Exercise instructions:
Transcribe every entry word for word. Skip the pictures.

Data to use:
+---+
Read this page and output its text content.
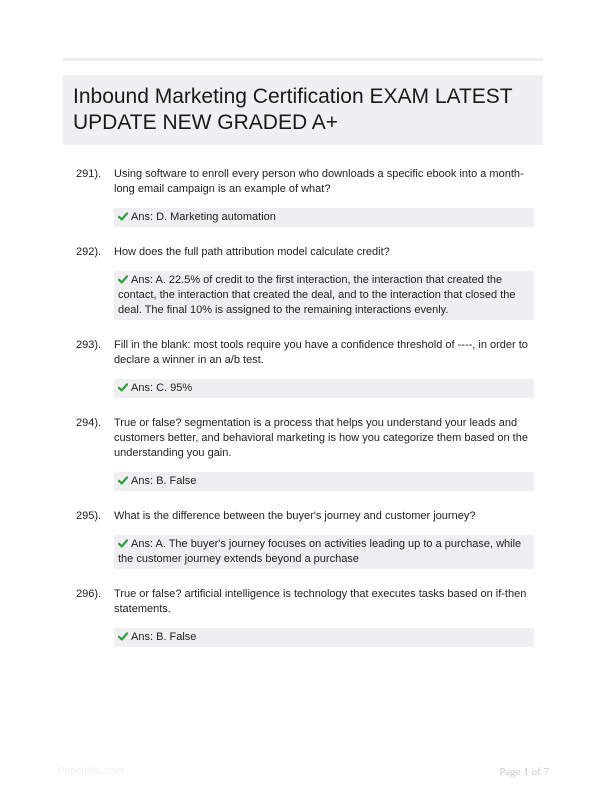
Inbound Marketing Certification EXAM LATEST UPDATE NEW GRADED A+
291). Using software to enroll every person who downloads a specific ebook into a month-long email campaign is an example of what?
Ans: D. Marketing automation
292). How does the full path attribution model calculate credit?
Ans: A. 22.5% of credit to the first interaction, the interaction that created the contact, the interaction that created the deal, and to the interaction that closed the deal. The final 10% is assigned to the remaining interactions evenly.
293). Fill in the blank: most tools require you have a confidence threshold of ----, in order to declare a winner in an a/b test.
Ans: C. 95%
294). True or false? segmentation is a process that helps you understand your leads and customers better, and behavioral marketing is how you categorize them based on the understanding you gain.
Ans: B. False
295). What is the difference between the buyer's journey and customer journey?
Ans: A. The buyer's journey focuses on activities leading up to a purchase, while the customer journey extends beyond a purchase
296). True or false? artificial intelligence is technology that executes tasks based on if-then statements.
Ans: B. False
Paperlibtc.com	Page 1 of 7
+---+
Exercise output:
Read this page and output its text content.
Inbound Marketing Certification EXAM LATEST UPDATE NEW GRADED A+
291). Using software to enroll every person who downloads a specific ebook into a month-long email campaign is an example of what?
Ans: D. Marketing automation
292). How does the full path attribution model calculate credit?
Ans: A. 22.5% of credit to the first interaction, the interaction that created the contact, the interaction that created the deal, and to the interaction that closed the deal. The final 10% is assigned to the remaining interactions evenly.
293). Fill in the blank: most tools require you have a confidence threshold of ----, in order to declare a winner in an a/b test.
Ans: C. 95%
294). True or false? segmentation is a process that helps you understand your leads and customers better, and behavioral marketing is how you categorize them based on the understanding you gain.
Ans: B. False
295). What is the difference between the buyer's journey and customer journey?
Ans: A. The buyer's journey focuses on activities leading up to a purchase, while the customer journey extends beyond a purchase
296). True or false? artificial intelligence is technology that executes tasks based on if-then statements.
Ans: B. False
Paperlibtc.com	Page 1 of 7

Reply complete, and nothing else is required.